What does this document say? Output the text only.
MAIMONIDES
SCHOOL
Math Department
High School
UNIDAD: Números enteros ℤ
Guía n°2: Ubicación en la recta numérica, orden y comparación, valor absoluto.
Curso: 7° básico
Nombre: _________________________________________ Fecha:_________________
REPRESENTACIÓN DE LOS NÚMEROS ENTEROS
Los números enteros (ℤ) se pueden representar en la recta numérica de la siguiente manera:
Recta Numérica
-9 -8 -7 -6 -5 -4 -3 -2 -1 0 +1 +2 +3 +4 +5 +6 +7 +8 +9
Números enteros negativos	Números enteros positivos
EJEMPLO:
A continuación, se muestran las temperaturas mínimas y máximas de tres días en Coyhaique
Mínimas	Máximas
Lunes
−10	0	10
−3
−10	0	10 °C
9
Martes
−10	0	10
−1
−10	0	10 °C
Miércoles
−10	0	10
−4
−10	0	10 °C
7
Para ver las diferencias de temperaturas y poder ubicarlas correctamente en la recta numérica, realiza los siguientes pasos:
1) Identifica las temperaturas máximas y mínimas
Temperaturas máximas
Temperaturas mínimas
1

* * * * * * * * *

▶ WRITTEN REQUEST: Write out every line of the records exactly.

▶ FINISHED EXERCISE:
What does this document say? Output the text only.
MAIMONIDES
SCHOOL
Math Department
High School
UNIDAD: Números enteros ℤ
Guía n°2: Ubicación en la recta numérica, orden y comparación, valor absoluto.
Curso: 7° básico
Nombre: _________________________________________ Fecha:_________________
REPRESENTACIÓN DE LOS NÚMEROS ENTEROS
Los números enteros (ℤ) se pueden representar en la recta numérica de la siguiente manera:
Recta Numérica
-9 -8 -7 -6 -5 -4 -3 -2 -1 0 +1 +2 +3 +4 +5 +6 +7 +8 +9
Números enteros negativos	Números enteros positivos
EJEMPLO:
A continuación, se muestran las temperaturas mínimas y máximas de tres días en Coyhaique
Mínimas	Máximas
Lunes
−10	0	10
−3
−10	0	10 °C
9
Martes
−10	0	10
−1
−10	0	10 °C
Miércoles
−10	0	10
−4
−10	0	10 °C
7
Para ver las diferencias de temperaturas y poder ubicarlas correctamente en la recta numérica, realiza los siguientes pasos:
1) Identifica las temperaturas máximas y mínimas
Temperaturas máximas
Temperaturas mínimas
1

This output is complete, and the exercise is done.